**Exercise description**
Without omitting anything, return the records precisely as given.

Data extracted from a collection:
|---|
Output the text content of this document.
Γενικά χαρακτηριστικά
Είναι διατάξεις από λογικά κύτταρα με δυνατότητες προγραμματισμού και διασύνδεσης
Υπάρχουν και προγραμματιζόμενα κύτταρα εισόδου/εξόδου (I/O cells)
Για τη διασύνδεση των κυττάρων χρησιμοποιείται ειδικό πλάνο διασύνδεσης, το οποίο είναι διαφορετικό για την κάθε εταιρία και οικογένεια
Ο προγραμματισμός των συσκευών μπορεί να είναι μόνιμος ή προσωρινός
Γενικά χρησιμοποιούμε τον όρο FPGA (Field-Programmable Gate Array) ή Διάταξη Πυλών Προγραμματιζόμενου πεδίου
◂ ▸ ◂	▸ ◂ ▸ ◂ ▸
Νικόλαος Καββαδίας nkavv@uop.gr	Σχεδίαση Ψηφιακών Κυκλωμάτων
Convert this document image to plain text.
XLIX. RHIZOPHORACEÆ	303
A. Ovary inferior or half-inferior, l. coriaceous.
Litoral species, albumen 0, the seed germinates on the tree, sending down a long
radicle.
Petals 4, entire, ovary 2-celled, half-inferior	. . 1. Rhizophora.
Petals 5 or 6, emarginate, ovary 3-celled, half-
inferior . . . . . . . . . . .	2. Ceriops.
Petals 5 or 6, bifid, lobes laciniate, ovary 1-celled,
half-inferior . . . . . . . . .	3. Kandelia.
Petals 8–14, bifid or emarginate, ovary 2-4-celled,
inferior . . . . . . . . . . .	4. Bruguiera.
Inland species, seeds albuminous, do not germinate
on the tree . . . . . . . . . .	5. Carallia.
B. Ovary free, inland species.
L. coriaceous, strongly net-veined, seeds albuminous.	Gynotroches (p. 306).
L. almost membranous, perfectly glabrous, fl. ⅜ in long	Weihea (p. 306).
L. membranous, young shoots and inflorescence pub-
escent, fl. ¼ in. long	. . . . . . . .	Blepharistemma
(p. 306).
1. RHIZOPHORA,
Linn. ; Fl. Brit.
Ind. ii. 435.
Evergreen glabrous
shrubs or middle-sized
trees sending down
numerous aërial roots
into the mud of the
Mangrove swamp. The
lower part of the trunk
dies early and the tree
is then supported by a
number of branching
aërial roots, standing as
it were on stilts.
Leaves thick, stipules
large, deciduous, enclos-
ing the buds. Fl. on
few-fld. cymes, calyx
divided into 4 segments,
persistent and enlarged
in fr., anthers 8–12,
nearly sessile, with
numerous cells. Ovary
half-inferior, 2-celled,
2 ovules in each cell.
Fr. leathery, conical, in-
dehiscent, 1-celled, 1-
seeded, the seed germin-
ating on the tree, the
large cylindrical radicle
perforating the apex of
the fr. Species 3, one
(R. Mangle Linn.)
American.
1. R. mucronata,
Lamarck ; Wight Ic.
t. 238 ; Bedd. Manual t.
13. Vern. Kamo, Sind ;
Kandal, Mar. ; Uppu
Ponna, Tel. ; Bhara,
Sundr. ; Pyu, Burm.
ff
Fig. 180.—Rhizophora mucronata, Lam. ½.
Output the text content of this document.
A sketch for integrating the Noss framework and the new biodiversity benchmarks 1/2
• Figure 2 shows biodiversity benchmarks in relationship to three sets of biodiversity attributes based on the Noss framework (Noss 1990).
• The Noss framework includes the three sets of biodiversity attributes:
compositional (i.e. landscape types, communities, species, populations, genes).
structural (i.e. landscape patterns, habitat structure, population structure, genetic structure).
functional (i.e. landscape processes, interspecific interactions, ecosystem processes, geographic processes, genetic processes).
|---|
**Exercise result**
Output the text content of this document.
Γενικά χαρακτηριστικά
Είναι διατάξεις από λογικά κύτταρα με δυνατότητες προγραμματισμού και διασύνδεσης
Υπάρχουν και προγραμματιζόμενα κύτταρα εισόδου/εξόδου (I/O cells)
Για τη διασύνδεση των κυττάρων χρησιμοποιείται ειδικό πλάνο διασύνδεσης, το οποίο είναι διαφορετικό για την κάθε εταιρία και οικογένεια
Ο προγραμματισμός των συσκευών μπορεί να είναι μόνιμος ή προσωρινός
Γενικά χρησιμοποιούμε τον όρο FPGA (Field-Programmable Gate Array) ή Διάταξη Πυλών Προγραμματιζόμενου πεδίου
◂ ▸ ◂	▸ ◂ ▸ ◂ ▸
Νικόλαος Καββαδίας nkavv@uop.gr	Σχεδίαση Ψηφιακών Κυκλωμάτων
Convert this document image to plain text.
XLIX. RHIZOPHORACEÆ	303
A. Ovary inferior or half-inferior, l. coriaceous.
Litoral species, albumen 0, the seed germinates on the tree, sending down a long
radicle.
Petals 4, entire, ovary 2-celled, half-inferior	. . 1. Rhizophora.
Petals 5 or 6, emarginate, ovary 3-celled, half-
inferior . . . . . . . . . . .	2. Ceriops.
Petals 5 or 6, bifid, lobes laciniate, ovary 1-celled,
half-inferior . . . . . . . . .	3. Kandelia.
Petals 8–14, bifid or emarginate, ovary 2-4-celled,
inferior . . . . . . . . . . .	4. Bruguiera.
Inland species, seeds albuminous, do not germinate
on the tree . . . . . . . . . .	5. Carallia.
B. Ovary free, inland species.
L. coriaceous, strongly net-veined, seeds albuminous.	Gynotroches (p. 306).
L. almost membranous, perfectly glabrous, fl. ⅜ in long	Weihea (p. 306).
L. membranous, young shoots and inflorescence pub-
escent, fl. ¼ in. long	. . . . . . . .	Blepharistemma
(p. 306).
1. RHIZOPHORA,
Linn. ; Fl. Brit.
Ind. ii. 435.
Evergreen glabrous
shrubs or middle-sized
trees sending down
numerous aërial roots
into the mud of the
Mangrove swamp. The
lower part of the trunk
dies early and the tree
is then supported by a
number of branching
aërial roots, standing as
it were on stilts.
Leaves thick, stipules
large, deciduous, enclos-
ing the buds. Fl. on
few-fld. cymes, calyx
divided into 4 segments,
persistent and enlarged
in fr., anthers 8–12,
nearly sessile, with
numerous cells. Ovary
half-inferior, 2-celled,
2 ovules in each cell.
Fr. leathery, conical, in-
dehiscent, 1-celled, 1-
seeded, the seed germin-
ating on the tree, the
large cylindrical radicle
perforating the apex of
the fr. Species 3, one
(R. Mangle Linn.)
American.
1. R. mucronata,
Lamarck ; Wight Ic.
t. 238 ; Bedd. Manual t.
13. Vern. Kamo, Sind ;
Kandal, Mar. ; Uppu
Ponna, Tel. ; Bhara,
Sundr. ; Pyu, Burm.
ff
Fig. 180.—Rhizophora mucronata, Lam. ½.
Output the text content of this document.
A sketch for integrating the Noss framework and the new biodiversity benchmarks 1/2
• Figure 2 shows biodiversity benchmarks in relationship to three sets of biodiversity attributes based on the Noss framework (Noss 1990).
• The Noss framework includes the three sets of biodiversity attributes:
compositional (i.e. landscape types, communities, species, populations, genes).
structural (i.e. landscape patterns, habitat structure, population structure, genetic structure).
functional (i.e. landscape processes, interspecific interactions, ecosystem processes, geographic processes, genetic processes).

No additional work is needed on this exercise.